Copy out every line exactly, passing over the pictures.

— BEGIN SUPPLIED MATERIAL —

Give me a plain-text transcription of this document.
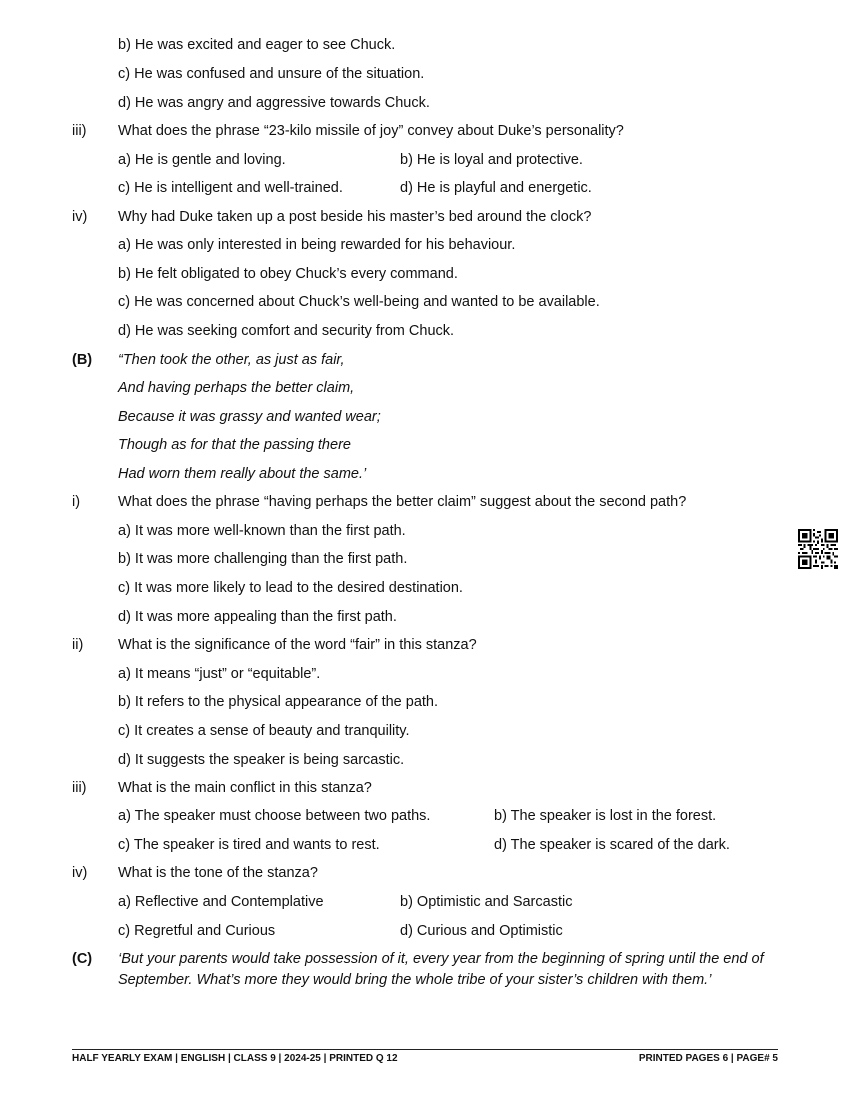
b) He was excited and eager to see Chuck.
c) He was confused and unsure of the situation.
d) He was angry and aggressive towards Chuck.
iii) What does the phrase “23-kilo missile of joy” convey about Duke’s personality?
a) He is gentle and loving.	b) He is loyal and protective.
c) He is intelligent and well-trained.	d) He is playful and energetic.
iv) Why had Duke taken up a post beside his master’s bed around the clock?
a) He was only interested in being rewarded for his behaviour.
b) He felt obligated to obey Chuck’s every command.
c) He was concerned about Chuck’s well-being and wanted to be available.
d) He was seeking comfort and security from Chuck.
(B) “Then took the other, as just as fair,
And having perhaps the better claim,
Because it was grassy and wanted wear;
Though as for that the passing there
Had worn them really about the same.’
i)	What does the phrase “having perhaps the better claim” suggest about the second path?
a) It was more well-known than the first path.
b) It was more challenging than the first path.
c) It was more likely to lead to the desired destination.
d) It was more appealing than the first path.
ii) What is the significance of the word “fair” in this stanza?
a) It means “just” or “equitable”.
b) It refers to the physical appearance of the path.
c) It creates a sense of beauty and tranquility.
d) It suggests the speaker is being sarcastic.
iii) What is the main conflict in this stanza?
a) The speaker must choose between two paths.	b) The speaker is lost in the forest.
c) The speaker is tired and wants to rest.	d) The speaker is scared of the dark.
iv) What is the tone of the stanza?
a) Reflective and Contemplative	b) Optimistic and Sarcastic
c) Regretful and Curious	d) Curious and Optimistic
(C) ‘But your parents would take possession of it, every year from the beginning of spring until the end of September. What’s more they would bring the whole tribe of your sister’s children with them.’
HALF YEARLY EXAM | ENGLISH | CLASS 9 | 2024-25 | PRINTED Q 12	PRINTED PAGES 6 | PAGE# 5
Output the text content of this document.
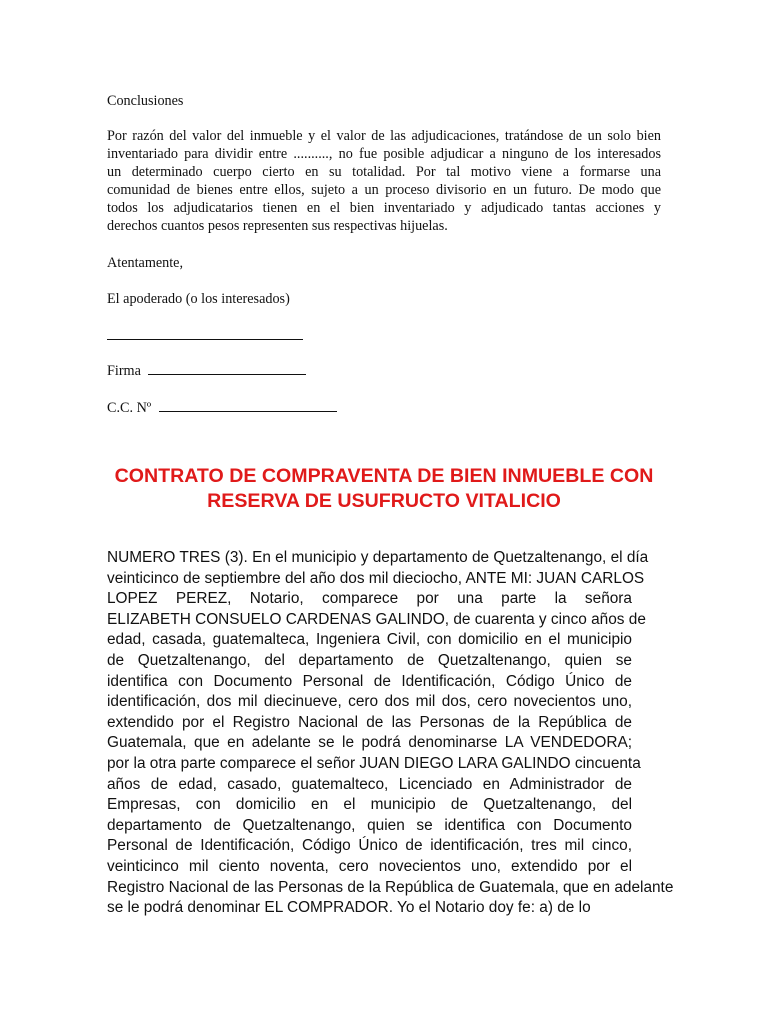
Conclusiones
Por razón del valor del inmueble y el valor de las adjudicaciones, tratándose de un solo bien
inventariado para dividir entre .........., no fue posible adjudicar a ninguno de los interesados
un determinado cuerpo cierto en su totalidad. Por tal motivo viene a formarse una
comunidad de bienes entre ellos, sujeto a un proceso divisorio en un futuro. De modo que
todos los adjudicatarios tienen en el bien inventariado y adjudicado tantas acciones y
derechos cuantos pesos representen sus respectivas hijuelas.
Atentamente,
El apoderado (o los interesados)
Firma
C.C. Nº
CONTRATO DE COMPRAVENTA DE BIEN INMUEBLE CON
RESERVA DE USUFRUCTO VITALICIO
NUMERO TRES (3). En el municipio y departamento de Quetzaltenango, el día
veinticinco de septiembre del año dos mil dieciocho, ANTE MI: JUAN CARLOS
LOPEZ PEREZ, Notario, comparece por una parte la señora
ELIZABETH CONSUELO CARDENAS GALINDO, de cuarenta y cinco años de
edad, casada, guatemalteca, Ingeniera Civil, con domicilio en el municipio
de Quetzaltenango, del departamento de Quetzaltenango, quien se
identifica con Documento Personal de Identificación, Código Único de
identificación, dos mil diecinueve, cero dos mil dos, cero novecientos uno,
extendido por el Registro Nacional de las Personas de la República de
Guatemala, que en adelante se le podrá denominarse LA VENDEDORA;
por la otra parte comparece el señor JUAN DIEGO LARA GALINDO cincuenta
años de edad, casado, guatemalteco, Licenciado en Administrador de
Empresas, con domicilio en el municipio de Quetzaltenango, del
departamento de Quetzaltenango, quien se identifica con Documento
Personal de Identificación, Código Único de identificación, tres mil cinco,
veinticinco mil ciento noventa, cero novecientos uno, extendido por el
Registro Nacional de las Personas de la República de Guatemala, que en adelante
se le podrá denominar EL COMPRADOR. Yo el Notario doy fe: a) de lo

— END SUPPLIED MATERIAL —

**EXERCISE SOLUTION**:
Give me a plain-text transcription of this document.
b) He was excited and eager to see Chuck.
c) He was confused and unsure of the situation.
d) He was angry and aggressive towards Chuck.
iii) What does the phrase “23-kilo missile of joy” convey about Duke’s personality?
a) He is gentle and loving.	b) He is loyal and protective.
c) He is intelligent and well-trained.	d) He is playful and energetic.
iv) Why had Duke taken up a post beside his master’s bed around the clock?
a) He was only interested in being rewarded for his behaviour.
b) He felt obligated to obey Chuck’s every command.
c) He was concerned about Chuck’s well-being and wanted to be available.
d) He was seeking comfort and security from Chuck.
(B) “Then took the other, as just as fair,
And having perhaps the better claim,
Because it was grassy and wanted wear;
Though as for that the passing there
Had worn them really about the same.’
i)	What does the phrase “having perhaps the better claim” suggest about the second path?
a) It was more well-known than the first path.
b) It was more challenging than the first path.
c) It was more likely to lead to the desired destination.
d) It was more appealing than the first path.
ii) What is the significance of the word “fair” in this stanza?
a) It means “just” or “equitable”.
b) It refers to the physical appearance of the path.
c) It creates a sense of beauty and tranquility.
d) It suggests the speaker is being sarcastic.
iii) What is the main conflict in this stanza?
a) The speaker must choose between two paths.	b) The speaker is lost in the forest.
c) The speaker is tired and wants to rest.	d) The speaker is scared of the dark.
iv) What is the tone of the stanza?
a) Reflective and Contemplative	b) Optimistic and Sarcastic
c) Regretful and Curious	d) Curious and Optimistic
(C) ‘But your parents would take possession of it, every year from the beginning of spring until the end of September. What’s more they would bring the whole tribe of your sister’s children with them.’
HALF YEARLY EXAM | ENGLISH | CLASS 9 | 2024-25 | PRINTED Q 12	PRINTED PAGES 6 | PAGE# 5
Output the text content of this document.
Conclusiones
Por razón del valor del inmueble y el valor de las adjudicaciones, tratándose de un solo bien
inventariado para dividir entre .........., no fue posible adjudicar a ninguno de los interesados
un determinado cuerpo cierto en su totalidad. Por tal motivo viene a formarse una
comunidad de bienes entre ellos, sujeto a un proceso divisorio en un futuro. De modo que
todos los adjudicatarios tienen en el bien inventariado y adjudicado tantas acciones y
derechos cuantos pesos representen sus respectivas hijuelas.
Atentamente,
El apoderado (o los interesados)
Firma
C.C. Nº
CONTRATO DE COMPRAVENTA DE BIEN INMUEBLE CON
RESERVA DE USUFRUCTO VITALICIO
NUMERO TRES (3). En el municipio y departamento de Quetzaltenango, el día
veinticinco de septiembre del año dos mil dieciocho, ANTE MI: JUAN CARLOS
LOPEZ PEREZ, Notario, comparece por una parte la señora
ELIZABETH CONSUELO CARDENAS GALINDO, de cuarenta y cinco años de
edad, casada, guatemalteca, Ingeniera Civil, con domicilio en el municipio
de Quetzaltenango, del departamento de Quetzaltenango, quien se
identifica con Documento Personal de Identificación, Código Único de
identificación, dos mil diecinueve, cero dos mil dos, cero novecientos uno,
extendido por el Registro Nacional de las Personas de la República de
Guatemala, que en adelante se le podrá denominarse LA VENDEDORA;
por la otra parte comparece el señor JUAN DIEGO LARA GALINDO cincuenta
años de edad, casado, guatemalteco, Licenciado en Administrador de
Empresas, con domicilio en el municipio de Quetzaltenango, del
departamento de Quetzaltenango, quien se identifica con Documento
Personal de Identificación, Código Único de identificación, tres mil cinco,
veinticinco mil ciento noventa, cero novecientos uno, extendido por el
Registro Nacional de las Personas de la República de Guatemala, que en adelante
se le podrá denominar EL COMPRADOR. Yo el Notario doy fe: a) de lo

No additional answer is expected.